### EXTRAIT
══════

Tous les grands États et les acteurs régionaux qui jouent un rôle important dans le Caucase du Sud sont intéressés par le développement de ses voies de communication : la Russie, les États-Unis et l’UE, ainsi que l’Iran, la Turquie, l’Inde et la Chine, et chacun de ces entités a ses propres intérêts. Chacun a ses préférences par rapport à ses intérêts stratégiques propres et ses lignes rouges, comme l’ouverture des voies de communication régionale, objectif principal de l’accord de cessez-le-feu du 9 novembre, ainsi que le projet « Carrefour de la paix » du gouvernement arménien, qui bénéficie du soutien des États occidentaux.
La Géorgie et l’Azerbaïdjan disposent déjà de leur propre réseau de transport terrestre dans la région, construit depuis les années 2010, alors que les autorités arméniennes étaient occupées à l’époque à construire des « châteaux » et à prononcer des discours patriotiques, délaissant entièrement la défense de la sécurité nationale du pays à l’allié, au grand frère russe. La construction de l’autoroute Nord-Sud a été déclarée prioritaire, mais aucune mesure pratique n’a été prise dans cette direction et les allocations budgétaires pour ce projet ont été spoliées par les uns et les autres. Pourtant, l’autoroute Nord-Sud était aussi nécessaire que l’air et l’eau pour le pays. Reliant l’Iran à la Géorgie, établissant une route de la mer Caspienne à la mer Noire, cette autoroute aurait libéré le pays du blocus turco-azéri, et permis son développement économique.

══════

### DONNÉES EXTRAITES
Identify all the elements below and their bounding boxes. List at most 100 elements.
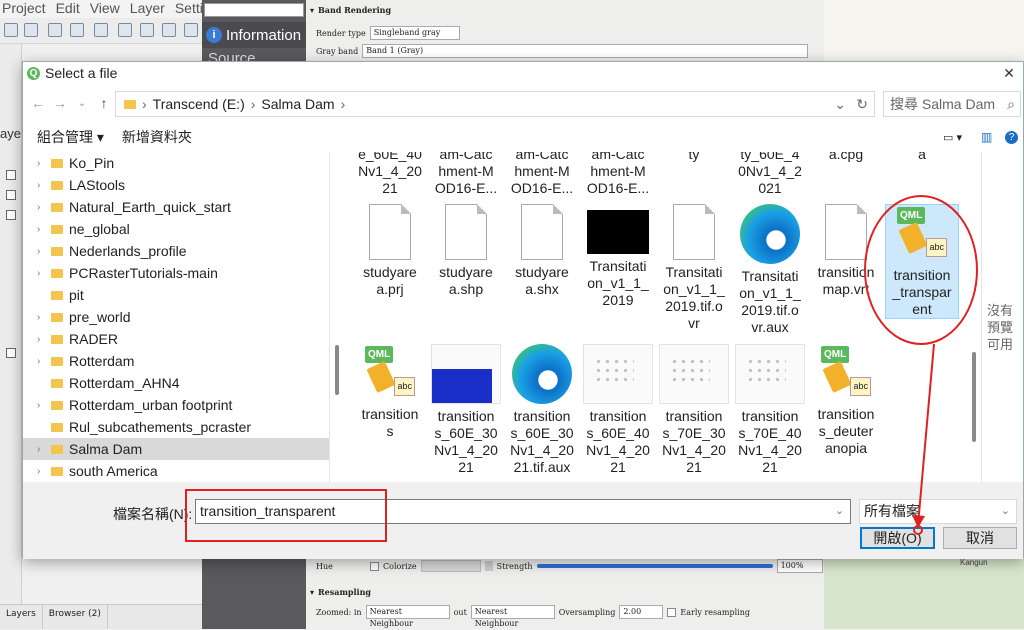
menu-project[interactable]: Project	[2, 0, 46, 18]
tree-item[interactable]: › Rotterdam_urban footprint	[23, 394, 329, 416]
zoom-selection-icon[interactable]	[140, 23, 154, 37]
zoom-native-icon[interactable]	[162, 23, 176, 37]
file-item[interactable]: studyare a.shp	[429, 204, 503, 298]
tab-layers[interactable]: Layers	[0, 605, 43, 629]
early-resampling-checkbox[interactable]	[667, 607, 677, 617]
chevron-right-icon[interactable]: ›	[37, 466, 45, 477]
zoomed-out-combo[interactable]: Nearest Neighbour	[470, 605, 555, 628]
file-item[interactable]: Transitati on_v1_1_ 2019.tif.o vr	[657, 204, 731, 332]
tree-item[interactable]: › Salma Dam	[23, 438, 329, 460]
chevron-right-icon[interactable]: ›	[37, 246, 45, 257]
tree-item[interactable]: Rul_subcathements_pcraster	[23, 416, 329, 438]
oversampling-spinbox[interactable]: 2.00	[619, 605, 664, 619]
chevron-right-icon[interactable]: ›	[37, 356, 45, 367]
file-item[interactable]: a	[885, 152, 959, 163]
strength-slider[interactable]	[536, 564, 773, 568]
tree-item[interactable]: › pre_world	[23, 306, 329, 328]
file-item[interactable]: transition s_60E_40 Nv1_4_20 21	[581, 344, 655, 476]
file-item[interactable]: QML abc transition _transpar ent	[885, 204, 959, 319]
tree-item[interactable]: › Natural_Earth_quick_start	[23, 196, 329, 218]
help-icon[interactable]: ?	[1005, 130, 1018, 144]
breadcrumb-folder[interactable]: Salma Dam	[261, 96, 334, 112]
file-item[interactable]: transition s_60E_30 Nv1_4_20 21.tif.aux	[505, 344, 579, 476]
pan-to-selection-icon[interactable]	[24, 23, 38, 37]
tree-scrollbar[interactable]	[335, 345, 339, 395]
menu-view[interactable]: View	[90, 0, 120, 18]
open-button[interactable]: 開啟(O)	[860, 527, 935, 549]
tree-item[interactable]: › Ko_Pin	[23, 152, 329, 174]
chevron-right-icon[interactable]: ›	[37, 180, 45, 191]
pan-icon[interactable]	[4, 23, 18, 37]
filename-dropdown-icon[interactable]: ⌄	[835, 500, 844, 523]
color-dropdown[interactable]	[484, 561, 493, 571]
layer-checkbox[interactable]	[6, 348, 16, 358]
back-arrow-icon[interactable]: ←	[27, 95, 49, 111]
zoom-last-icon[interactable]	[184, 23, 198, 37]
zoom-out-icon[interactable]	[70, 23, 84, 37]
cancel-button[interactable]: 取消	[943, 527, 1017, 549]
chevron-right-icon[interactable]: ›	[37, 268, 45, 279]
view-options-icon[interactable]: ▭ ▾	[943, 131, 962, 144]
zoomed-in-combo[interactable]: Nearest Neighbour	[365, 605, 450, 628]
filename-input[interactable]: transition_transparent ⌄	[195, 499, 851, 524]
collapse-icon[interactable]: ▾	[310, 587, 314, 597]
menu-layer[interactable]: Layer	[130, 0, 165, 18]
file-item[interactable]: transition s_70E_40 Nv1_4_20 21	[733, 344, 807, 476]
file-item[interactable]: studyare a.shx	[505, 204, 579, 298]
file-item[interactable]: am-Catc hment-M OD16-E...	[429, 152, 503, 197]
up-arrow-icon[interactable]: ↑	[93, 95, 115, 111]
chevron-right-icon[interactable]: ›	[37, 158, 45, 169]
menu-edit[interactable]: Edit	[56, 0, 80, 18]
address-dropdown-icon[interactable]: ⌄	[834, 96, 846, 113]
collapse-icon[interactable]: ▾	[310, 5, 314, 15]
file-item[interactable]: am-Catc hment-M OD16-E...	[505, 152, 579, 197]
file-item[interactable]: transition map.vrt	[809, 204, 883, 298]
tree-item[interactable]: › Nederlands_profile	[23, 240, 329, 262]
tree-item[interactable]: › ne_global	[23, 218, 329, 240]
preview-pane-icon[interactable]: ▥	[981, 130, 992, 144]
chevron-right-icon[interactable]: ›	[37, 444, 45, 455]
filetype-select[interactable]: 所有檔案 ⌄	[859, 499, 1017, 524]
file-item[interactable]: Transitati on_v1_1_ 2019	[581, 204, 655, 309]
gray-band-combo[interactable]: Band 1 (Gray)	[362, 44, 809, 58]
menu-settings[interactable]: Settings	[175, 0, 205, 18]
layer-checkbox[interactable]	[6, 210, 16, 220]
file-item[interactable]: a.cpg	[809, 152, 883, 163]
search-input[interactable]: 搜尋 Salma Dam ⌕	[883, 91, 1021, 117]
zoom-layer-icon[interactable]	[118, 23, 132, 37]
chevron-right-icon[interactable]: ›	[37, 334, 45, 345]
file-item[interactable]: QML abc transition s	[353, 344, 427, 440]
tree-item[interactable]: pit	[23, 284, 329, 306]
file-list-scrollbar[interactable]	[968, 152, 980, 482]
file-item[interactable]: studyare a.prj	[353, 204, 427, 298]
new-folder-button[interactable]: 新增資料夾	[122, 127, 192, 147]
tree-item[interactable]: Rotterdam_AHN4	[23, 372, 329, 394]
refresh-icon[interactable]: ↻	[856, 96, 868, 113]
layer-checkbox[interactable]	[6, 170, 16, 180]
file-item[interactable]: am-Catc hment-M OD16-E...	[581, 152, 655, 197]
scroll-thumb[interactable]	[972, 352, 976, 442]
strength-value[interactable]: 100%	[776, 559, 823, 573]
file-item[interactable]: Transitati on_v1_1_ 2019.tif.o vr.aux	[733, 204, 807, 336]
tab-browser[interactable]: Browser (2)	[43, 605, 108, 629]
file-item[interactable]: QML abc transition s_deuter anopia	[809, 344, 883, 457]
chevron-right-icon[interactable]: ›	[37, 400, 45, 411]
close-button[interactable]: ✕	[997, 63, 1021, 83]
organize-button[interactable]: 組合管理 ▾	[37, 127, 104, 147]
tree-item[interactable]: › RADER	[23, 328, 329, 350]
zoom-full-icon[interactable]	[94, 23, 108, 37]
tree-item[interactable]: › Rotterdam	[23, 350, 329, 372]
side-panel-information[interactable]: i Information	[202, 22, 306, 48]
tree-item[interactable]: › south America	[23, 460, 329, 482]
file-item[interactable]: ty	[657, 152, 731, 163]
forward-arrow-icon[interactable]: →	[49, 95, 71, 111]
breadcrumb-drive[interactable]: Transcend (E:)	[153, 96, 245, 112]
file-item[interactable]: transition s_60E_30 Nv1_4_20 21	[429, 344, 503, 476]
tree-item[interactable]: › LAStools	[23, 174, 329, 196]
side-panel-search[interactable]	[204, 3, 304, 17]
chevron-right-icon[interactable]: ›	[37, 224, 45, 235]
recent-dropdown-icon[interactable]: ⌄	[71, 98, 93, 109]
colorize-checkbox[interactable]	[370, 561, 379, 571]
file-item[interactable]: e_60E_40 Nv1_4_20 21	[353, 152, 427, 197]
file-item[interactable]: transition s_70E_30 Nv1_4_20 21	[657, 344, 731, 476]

══════

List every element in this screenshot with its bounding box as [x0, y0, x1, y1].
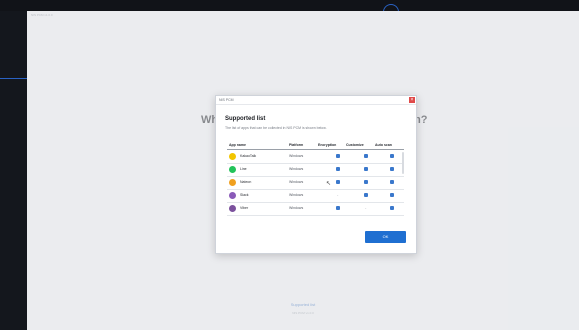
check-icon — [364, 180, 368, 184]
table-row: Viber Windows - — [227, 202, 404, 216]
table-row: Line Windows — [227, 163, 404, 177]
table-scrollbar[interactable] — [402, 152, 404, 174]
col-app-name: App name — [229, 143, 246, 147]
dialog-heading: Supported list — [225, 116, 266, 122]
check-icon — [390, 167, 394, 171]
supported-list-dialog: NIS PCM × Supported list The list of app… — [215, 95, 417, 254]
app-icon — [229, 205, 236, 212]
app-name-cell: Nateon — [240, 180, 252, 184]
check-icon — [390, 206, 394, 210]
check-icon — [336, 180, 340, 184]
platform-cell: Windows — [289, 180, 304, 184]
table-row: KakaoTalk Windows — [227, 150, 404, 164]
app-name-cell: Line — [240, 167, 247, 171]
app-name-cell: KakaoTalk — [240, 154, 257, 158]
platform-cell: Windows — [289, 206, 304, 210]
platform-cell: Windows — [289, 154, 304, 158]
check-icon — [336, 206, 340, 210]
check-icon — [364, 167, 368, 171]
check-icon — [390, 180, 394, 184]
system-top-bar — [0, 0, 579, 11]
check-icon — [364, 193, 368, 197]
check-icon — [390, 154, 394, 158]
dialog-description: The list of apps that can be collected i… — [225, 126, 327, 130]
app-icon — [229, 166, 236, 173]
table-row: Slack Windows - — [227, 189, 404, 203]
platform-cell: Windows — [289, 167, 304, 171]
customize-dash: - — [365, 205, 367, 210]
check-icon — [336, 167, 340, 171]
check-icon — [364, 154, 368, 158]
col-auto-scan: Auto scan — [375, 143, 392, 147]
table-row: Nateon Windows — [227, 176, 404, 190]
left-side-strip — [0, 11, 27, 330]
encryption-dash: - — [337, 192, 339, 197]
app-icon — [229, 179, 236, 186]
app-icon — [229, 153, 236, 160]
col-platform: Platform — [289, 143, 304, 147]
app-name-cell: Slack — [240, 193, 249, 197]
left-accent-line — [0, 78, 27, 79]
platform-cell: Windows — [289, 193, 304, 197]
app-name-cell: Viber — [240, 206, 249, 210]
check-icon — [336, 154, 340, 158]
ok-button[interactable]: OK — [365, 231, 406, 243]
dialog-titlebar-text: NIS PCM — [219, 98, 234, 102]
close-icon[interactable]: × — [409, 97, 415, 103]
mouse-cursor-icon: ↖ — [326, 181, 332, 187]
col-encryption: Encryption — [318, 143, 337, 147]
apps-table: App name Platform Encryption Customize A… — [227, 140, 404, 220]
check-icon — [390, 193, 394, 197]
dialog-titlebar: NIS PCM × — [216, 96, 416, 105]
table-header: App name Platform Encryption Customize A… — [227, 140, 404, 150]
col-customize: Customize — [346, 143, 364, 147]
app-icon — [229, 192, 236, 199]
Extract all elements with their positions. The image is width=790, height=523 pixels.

══════

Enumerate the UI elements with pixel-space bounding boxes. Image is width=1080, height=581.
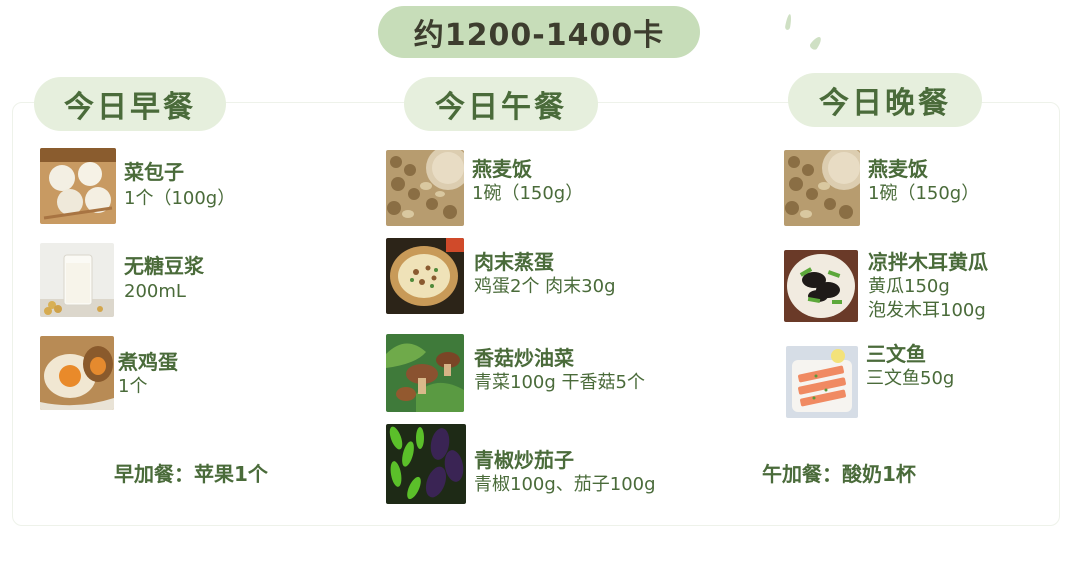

══════

### EXERCICES
a) Citez le passage du texte sur les voies de communication du Caucase du Sud qui va de « La Géorgie et » à « son développement économique. ».
b) Répondez à ces questions sur le texte sur les voies de communication du Caucase du Sud :
(i) De quelle date est l'accord de cessez-le-feu mentionné ?
(ii) Depuis quand la Géorgie et l'Azerbaïdjan ont-ils construit leur propre réseau de transport terrestre ?
(iii) Entre quelles mers l'autoroute Nord-Sud aurait-elle établi une route ?
c) Veuillez poursuivre le texte sur les voies de communication du Caucase du Sud à partir de sa dernière phrase.

### CORRIGÉ DES EXERCICES
a)
La Géorgie et l’Azerbaïdjan disposent déjà de leur propre réseau de transport terrestre dans la région, construit depuis les années 2010, alors que les autorités arméniennes étaient occupées à l’époque à construire des « châteaux » et à prononcer des discours patriotiques, délaissant entièrement la défense de la sécurité nationale du pays à l’allié, au grand frère russe. La construction de l’autoroute Nord-Sud a été déclarée prioritaire, mais aucune mesure pratique n’a été prise dans cette direction et les allocations budgétaires pour ce projet ont été spoliées par les uns et les autres. Pourtant, l’autoroute Nord-Sud était aussi nécessaire que l’air et l’eau pour le pays. Reliant l’Iran à la Géorgie, établissant une route de la mer Caspienne à la mer Noire, cette autoroute aurait libéré le pays du blocus turco-azéri, et permis son développement économique.

b)
(i) Du 9 novembre.
(ii) Depuis les années 2010.
(iii) Entre la mer Caspienne et la mer Noire.

c)
Ce n’est qu’après le choc de la guerre des Quatre jours en 2016 que la construction Nord-Sud a commencé à prendre vie. Et pendant la révolution de velours, certaines opérations frauduleuses et des malversations ont été révélées. La guerre de 44 jours en Artsakh a donné un nouvel élan à la construction de l’autoroute Nord-Sud. Le projet gouvernemental « Carrefour de la paix », qui prévoyait non seulement la construction de la route Nord-Sud, mais également celle d’Est-Ouest, revêtait une importance stratégique pour l’Arménie.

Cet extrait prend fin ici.